Copy out each line below exactly as it appears.
============
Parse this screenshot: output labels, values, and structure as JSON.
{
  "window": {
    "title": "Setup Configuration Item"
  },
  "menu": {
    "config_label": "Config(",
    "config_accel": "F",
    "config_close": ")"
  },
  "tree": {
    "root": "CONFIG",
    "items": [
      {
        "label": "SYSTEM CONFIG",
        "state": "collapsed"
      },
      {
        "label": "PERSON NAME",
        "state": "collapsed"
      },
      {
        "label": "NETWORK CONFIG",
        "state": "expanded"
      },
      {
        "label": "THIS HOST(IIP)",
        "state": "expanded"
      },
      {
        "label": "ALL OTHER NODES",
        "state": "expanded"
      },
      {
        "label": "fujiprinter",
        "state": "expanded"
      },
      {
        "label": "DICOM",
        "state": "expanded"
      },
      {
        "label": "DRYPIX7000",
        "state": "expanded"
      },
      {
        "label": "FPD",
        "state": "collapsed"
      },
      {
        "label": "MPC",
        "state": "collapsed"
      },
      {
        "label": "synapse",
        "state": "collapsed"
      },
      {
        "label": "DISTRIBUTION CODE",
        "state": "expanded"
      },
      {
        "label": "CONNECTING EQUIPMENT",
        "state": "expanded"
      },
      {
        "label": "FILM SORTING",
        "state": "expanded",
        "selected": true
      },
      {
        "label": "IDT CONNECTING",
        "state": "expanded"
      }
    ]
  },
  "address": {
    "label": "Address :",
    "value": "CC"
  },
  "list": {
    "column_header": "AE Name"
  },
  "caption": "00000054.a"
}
============
**Solved problem:**
Parse this screenshot: output labels, values, and structure as JSON.
{
  "window": {
    "title": "Setup Configuration Item"
  },
  "menu": {
    "config_label": "Config(",
    "config_accel": "F",
    "config_close": ")"
  },
  "tree": {
    "root": "CONFIG",
    "items": [
      {
        "label": "SYSTEM CONFIG",
        "state": "collapsed"
      },
      {
        "label": "PERSON NAME",
        "state": "collapsed"
      },
      {
        "label": "NETWORK CONFIG",
        "state": "expanded"
      },
      {
        "label": "THIS HOST(IIP)",
        "state": "expanded"
      },
      {
        "label": "ALL OTHER NODES",
        "state": "expanded"
      },
      {
        "label": "fujiprinter",
        "state": "expanded"
      },
      {
        "label": "DICOM",
        "state": "expanded"
      },
      {
        "label": "DRYPIX7000",
        "state": "expanded"
      },
      {
        "label": "FPD",
        "state": "collapsed"
      },
      {
        "label": "MPC",
        "state": "collapsed"
      },
      {
        "label": "synapse",
        "state": "collapsed"
      },
      {
        "label": "DISTRIBUTION CODE",
        "state": "expanded"
      },
      {
        "label": "CONNECTING EQUIPMENT",
        "state": "expanded"
      },
      {
        "label": "FILM SORTING",
        "state": "expanded",
        "selected": true
      },
      {
        "label": "IDT CONNECTING",
        "state": "expanded"
      }
    ]
  },
  "address": {
    "label": "Address :",
    "value": "CC"
  },
  "list": {
    "column_header": "AE Name"
  },
  "caption": "00000054.a"
}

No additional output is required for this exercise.